Assemble all lines in which the string "text" appears.

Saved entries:

[BEGIN]

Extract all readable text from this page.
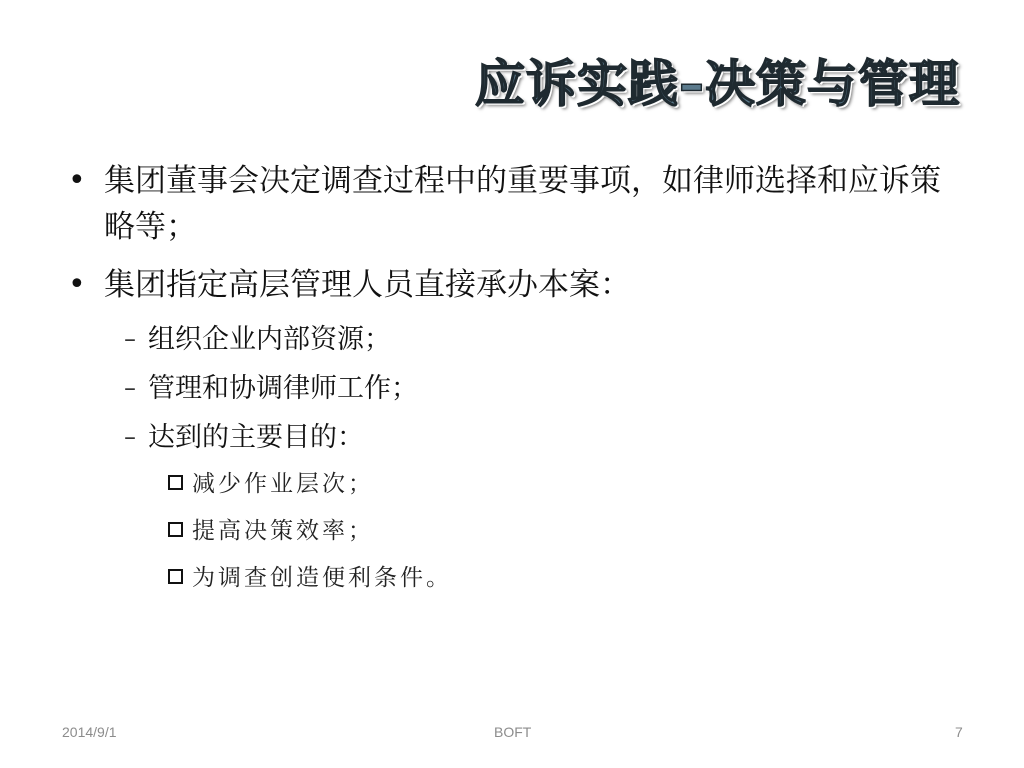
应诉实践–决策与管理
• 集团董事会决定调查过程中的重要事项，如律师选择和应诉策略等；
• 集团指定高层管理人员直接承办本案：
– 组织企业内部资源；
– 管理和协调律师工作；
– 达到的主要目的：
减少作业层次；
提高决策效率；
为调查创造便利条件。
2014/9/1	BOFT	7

[END]
[BEGIN]

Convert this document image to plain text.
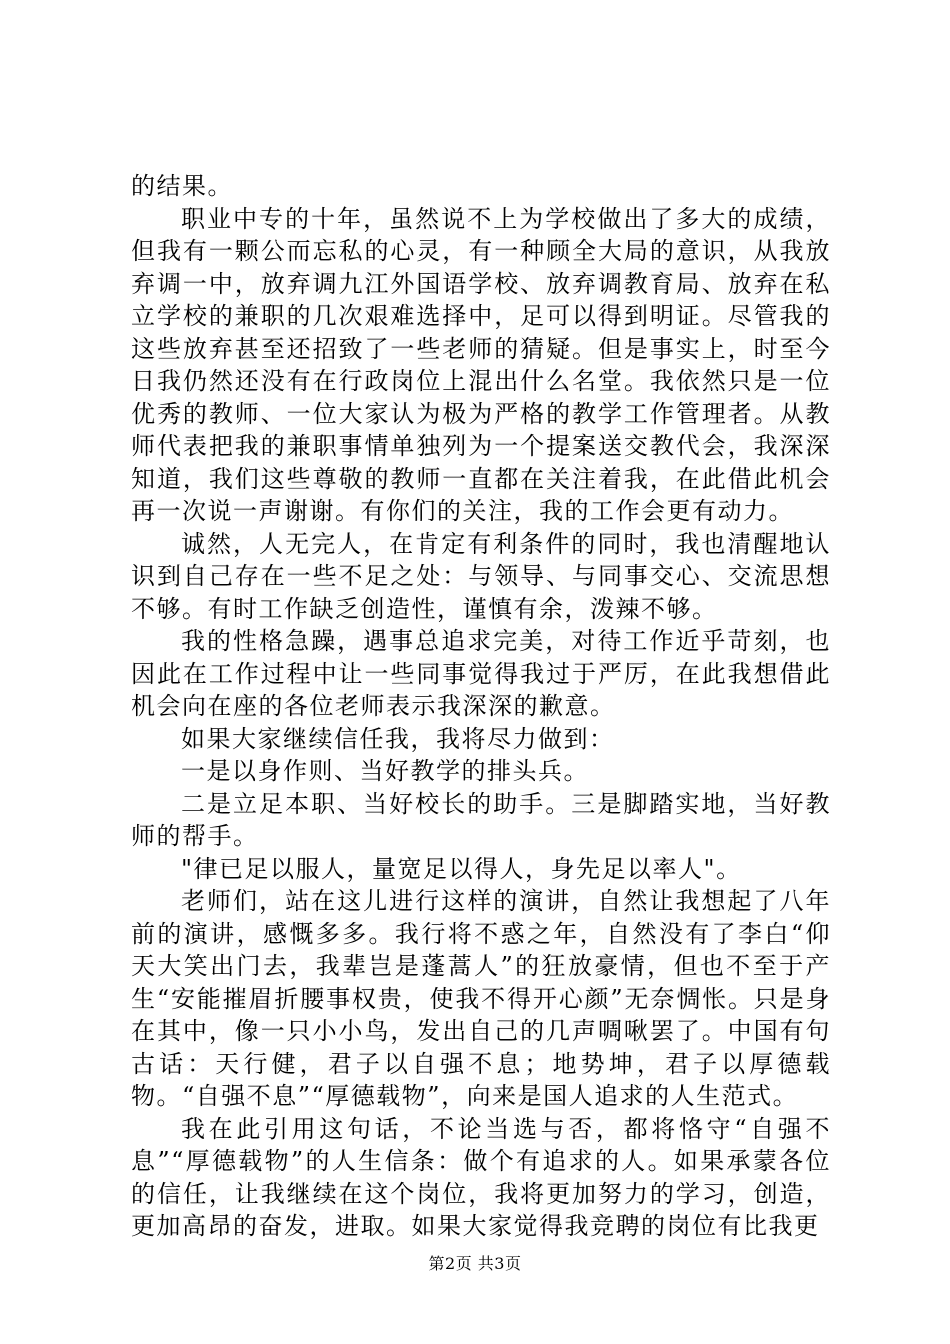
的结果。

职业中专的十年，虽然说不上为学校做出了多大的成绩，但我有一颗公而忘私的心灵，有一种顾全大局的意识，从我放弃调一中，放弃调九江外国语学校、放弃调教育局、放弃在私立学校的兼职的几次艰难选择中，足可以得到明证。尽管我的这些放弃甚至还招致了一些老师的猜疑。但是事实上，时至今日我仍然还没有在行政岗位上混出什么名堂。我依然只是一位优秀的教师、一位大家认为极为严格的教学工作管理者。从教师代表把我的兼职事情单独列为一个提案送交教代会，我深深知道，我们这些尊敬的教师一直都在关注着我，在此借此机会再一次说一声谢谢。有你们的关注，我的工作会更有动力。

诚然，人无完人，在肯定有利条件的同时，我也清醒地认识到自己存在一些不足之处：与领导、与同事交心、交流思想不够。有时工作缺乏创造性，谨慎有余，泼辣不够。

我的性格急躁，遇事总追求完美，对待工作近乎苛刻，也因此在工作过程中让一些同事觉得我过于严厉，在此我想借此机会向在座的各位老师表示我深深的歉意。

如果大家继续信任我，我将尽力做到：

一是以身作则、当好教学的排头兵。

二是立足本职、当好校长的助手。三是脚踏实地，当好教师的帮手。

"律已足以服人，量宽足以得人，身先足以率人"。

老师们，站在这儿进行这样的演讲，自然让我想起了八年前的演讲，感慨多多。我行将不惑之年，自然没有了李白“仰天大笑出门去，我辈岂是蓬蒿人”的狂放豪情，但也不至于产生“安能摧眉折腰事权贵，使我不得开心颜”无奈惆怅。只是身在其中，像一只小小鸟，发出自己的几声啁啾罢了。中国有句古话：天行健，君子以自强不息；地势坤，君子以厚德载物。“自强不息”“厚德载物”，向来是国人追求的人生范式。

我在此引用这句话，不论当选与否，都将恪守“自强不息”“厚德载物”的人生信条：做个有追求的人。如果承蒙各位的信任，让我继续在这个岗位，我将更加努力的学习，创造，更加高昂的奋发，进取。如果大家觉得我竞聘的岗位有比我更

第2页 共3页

[END]

▶ **Solution to the problem**:
Extract all readable text from this page.
Convert this document image to plain text.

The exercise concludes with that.